Filter this material down to the lines that hold "调查要求", copying each one.

= = = =

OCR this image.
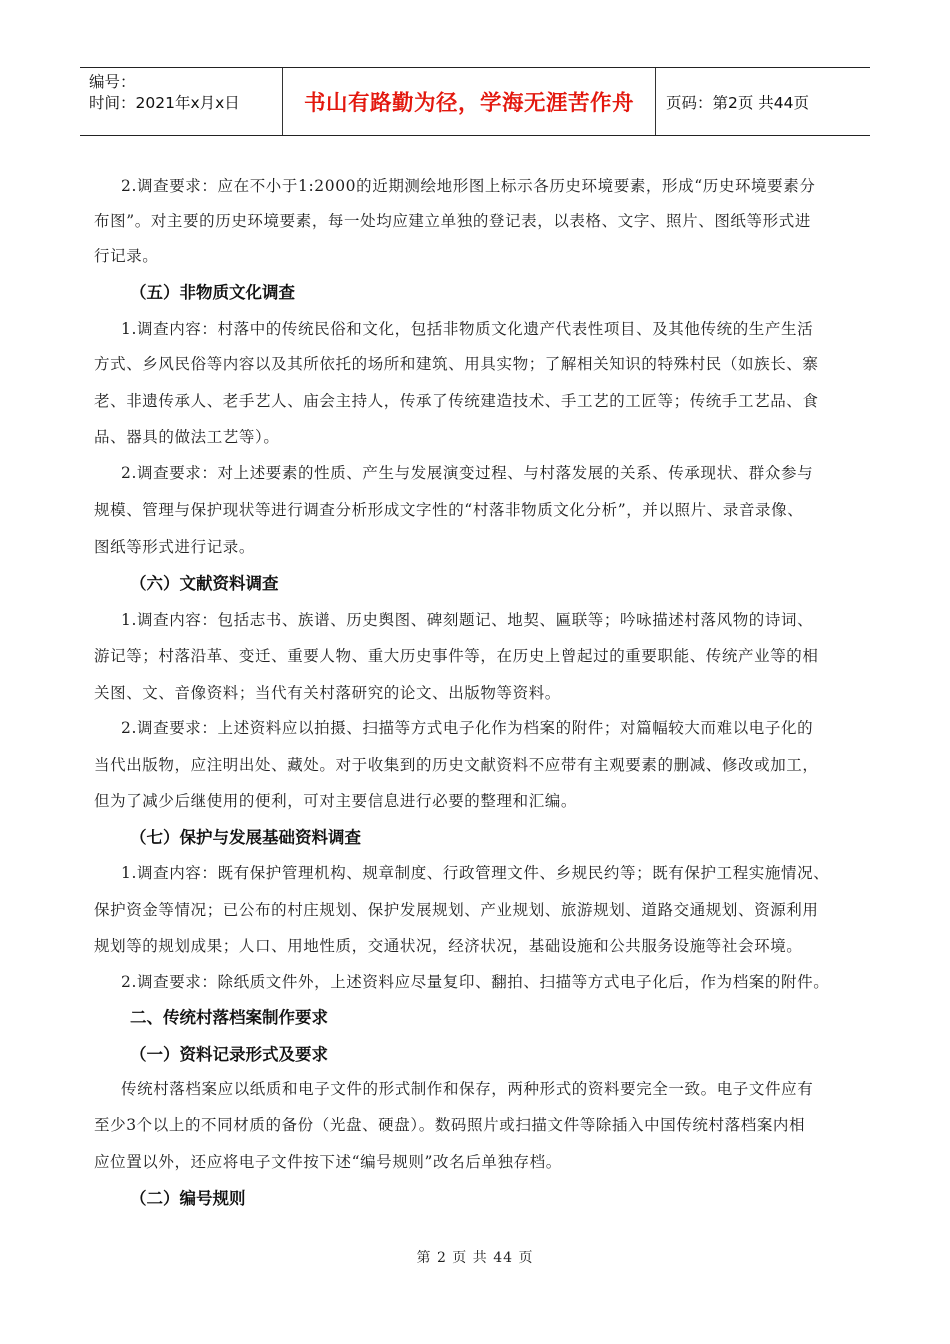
编号：
时间：2021年x月x日	书山有路勤为径，学海无涯苦作舟	页码：第2页 共44页
2.调查要求：应在不小于1:2000的近期测绘地形图上标示各历史环境要素，形成“历史环境要素分
布图”。对主要的历史环境要素，每一处均应建立单独的登记表，以表格、文字、照片、图纸等形式进
行记录。
（五）非物质文化调查
1.调查内容：村落中的传统民俗和文化，包括非物质文化遗产代表性项目、及其他传统的生产生活
方式、乡风民俗等内容以及其所依托的场所和建筑、用具实物；了解相关知识的特殊村民（如族长、寨
老、非遗传承人、老手艺人、庙会主持人，传承了传统建造技术、手工艺的工匠等；传统手工艺品、食
品、器具的做法工艺等）。
2.调查要求：对上述要素的性质、产生与发展演变过程、与村落发展的关系、传承现状、群众参与
规模、管理与保护现状等进行调查分析形成文字性的“村落非物质文化分析”，并以照片、录音录像、
图纸等形式进行记录。
（六）文献资料调查
1.调查内容：包括志书、族谱、历史舆图、碑刻题记、地契、匾联等；吟咏描述村落风物的诗词、
游记等；村落沿革、变迁、重要人物、重大历史事件等，在历史上曾起过的重要职能、传统产业等的相
关图、文、音像资料；当代有关村落研究的论文、出版物等资料。
2.调查要求：上述资料应以拍摄、扫描等方式电子化作为档案的附件；对篇幅较大而难以电子化的
当代出版物，应注明出处、藏处。对于收集到的历史文献资料不应带有主观要素的删减、修改或加工，
但为了减少后继使用的便利，可对主要信息进行必要的整理和汇编。
（七）保护与发展基础资料调查
1.调查内容：既有保护管理机构、规章制度、行政管理文件、乡规民约等；既有保护工程实施情况、
保护资金等情况；已公布的村庄规划、保护发展规划、产业规划、旅游规划、道路交通规划、资源利用
规划等的规划成果；人口、用地性质，交通状况，经济状况，基础设施和公共服务设施等社会环境。
2.调查要求：除纸质文件外，上述资料应尽量复印、翻拍、扫描等方式电子化后，作为档案的附件。
二、传统村落档案制作要求
（一）资料记录形式及要求
传统村落档案应以纸质和电子文件的形式制作和保存，两种形式的资料要完全一致。电子文件应有
至少3个以上的不同材质的备份（光盘、硬盘）。数码照片或扫描文件等除插入中国传统村落档案内相
应位置以外，还应将电子文件按下述“编号规则”改名后单独存档。
（二）编号规则
第 2 页 共 44 页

= = = =

Result of the exercise =>
2.调查要求：应在不小于1:2000的近期测绘地形图上标示各历史环境要素，形成“历史环境要素分
2.调查要求：对上述要素的性质、产生与发展演变过程、与村落发展的关系、传承现状、群众参与
2.调查要求：上述资料应以拍摄、扫描等方式电子化作为档案的附件；对篇幅较大而难以电子化的
2.调查要求：除纸质文件外，上述资料应尽量复印、翻拍、扫描等方式电子化后，作为档案的附件。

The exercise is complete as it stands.